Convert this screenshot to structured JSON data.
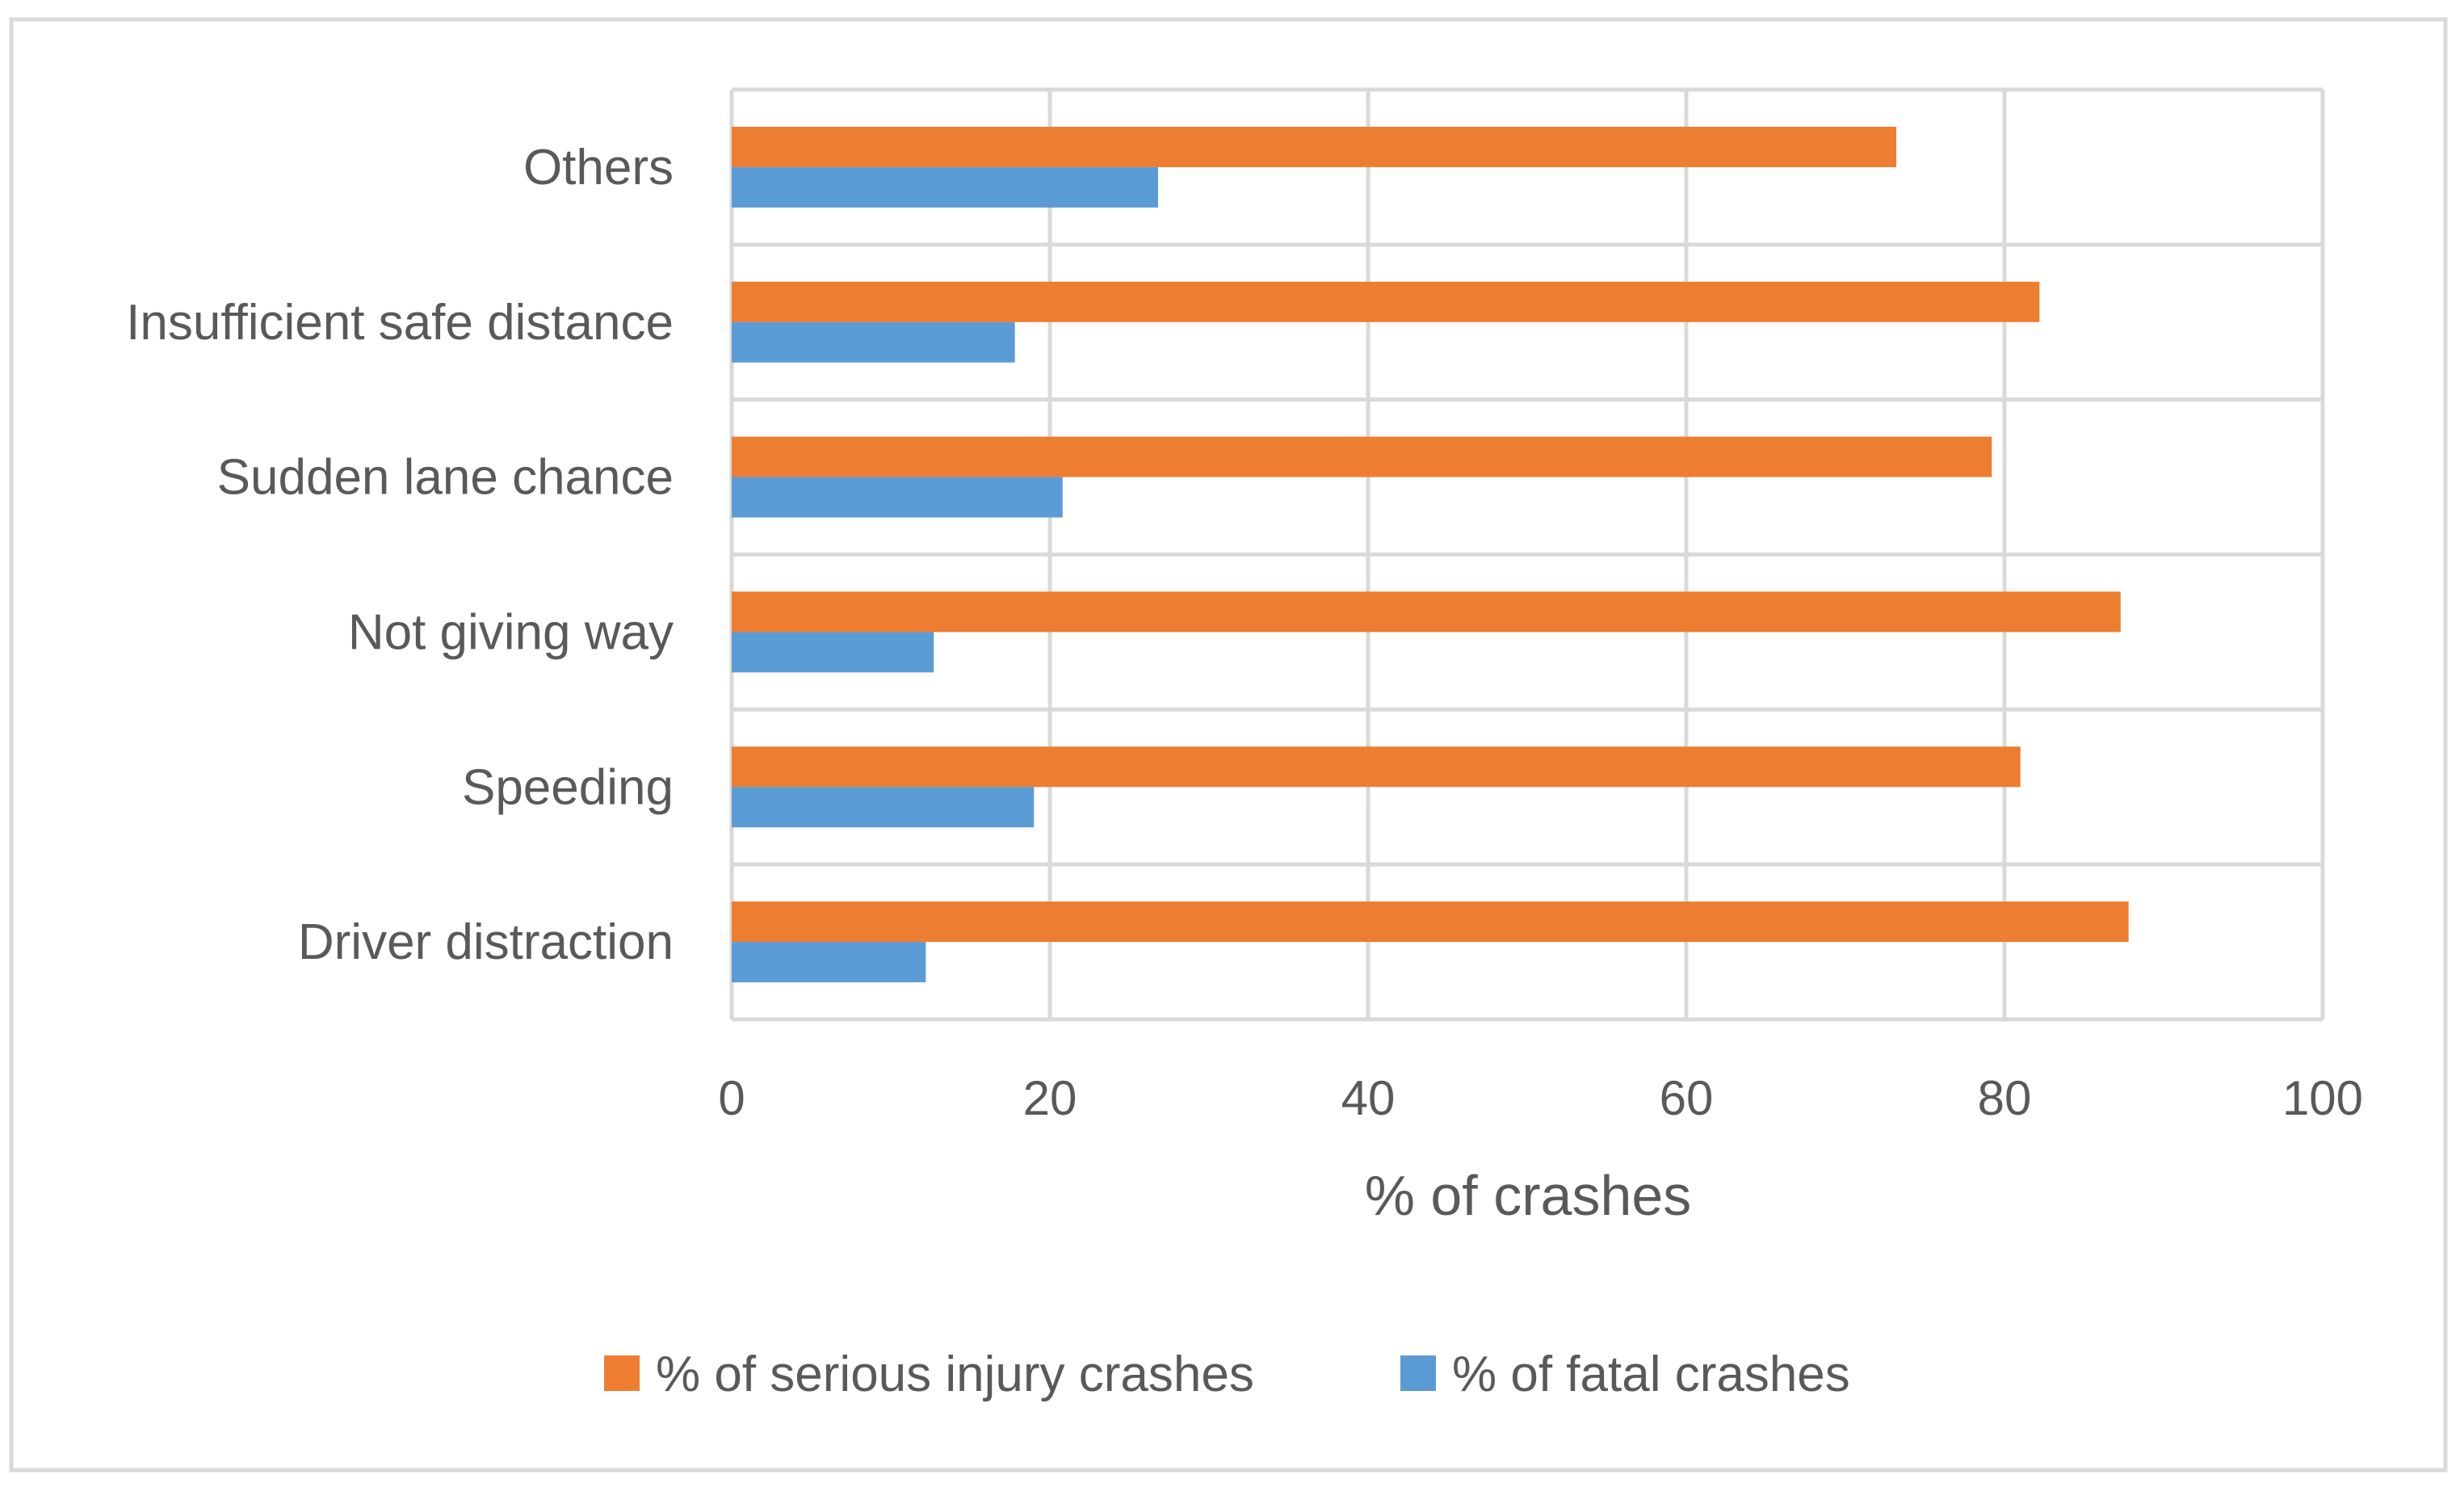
{
  "chart_data": {
    "type": "bar",
    "orientation": "horizontal",
    "categories": [
      "Driver distraction",
      "Speeding",
      "Not giving way",
      "Sudden lane chance",
      "Insufficient safe distance",
      "Others"
    ],
    "series": [
      {
        "name": "% of serious injury crashes",
        "color": "#ED7D31",
        "values": [
          87.8,
          81,
          87.3,
          79.2,
          82.2,
          73.2
        ]
      },
      {
        "name": "% of fatal crashes",
        "color": "#5B9BD5",
        "values": [
          12.2,
          19,
          12.7,
          20.8,
          17.8,
          26.8
        ]
      }
    ],
    "title": "",
    "xlabel": "% of crashes",
    "ylabel": "",
    "xlim": [
      0,
      100
    ],
    "xticks": [
      "0",
      "20",
      "40",
      "60",
      "80",
      "100"
    ],
    "grid": true,
    "legend": "bottom"
  }
}
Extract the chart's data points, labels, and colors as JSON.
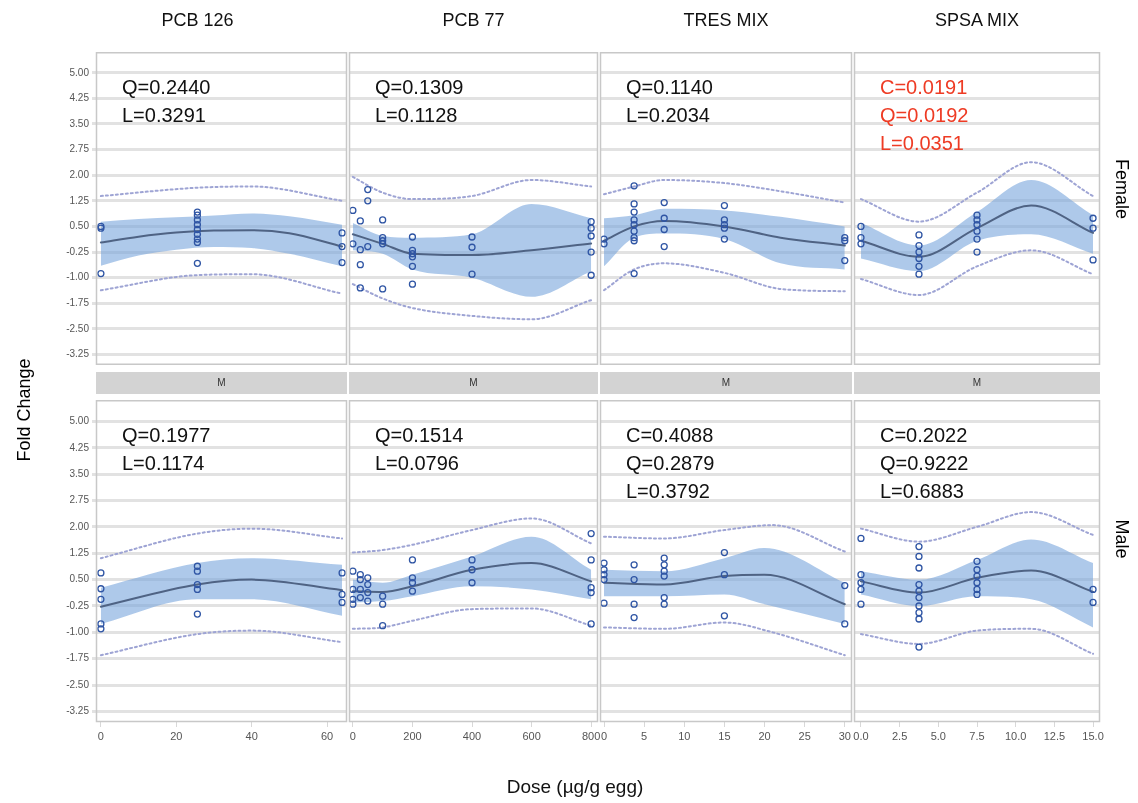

#### [SET TASK]
Set down every record once more, word for word, without pictures.

#### [ANSWER BELOW]
Convert this screenshot to structured JSON data.
{
  "chart_data": {
    "type": "bar",
    "orientation": "horizontal",
    "categories": [
      "Driver distraction",
      "Speeding",
      "Not giving way",
      "Sudden lane chance",
      "Insufficient safe distance",
      "Others"
    ],
    "series": [
      {
        "name": "% of serious injury crashes",
        "color": "#ED7D31",
        "values": [
          87.8,
          81,
          87.3,
          79.2,
          82.2,
          73.2
        ]
      },
      {
        "name": "% of fatal crashes",
        "color": "#5B9BD5",
        "values": [
          12.2,
          19,
          12.7,
          20.8,
          17.8,
          26.8
        ]
      }
    ],
    "title": "",
    "xlabel": "% of crashes",
    "ylabel": "",
    "xlim": [
      0,
      100
    ],
    "xticks": [
      "0",
      "20",
      "40",
      "60",
      "80",
      "100"
    ],
    "grid": true,
    "legend": "bottom"
  }
}
Extract the chart's data points, labels, and colors as JSON.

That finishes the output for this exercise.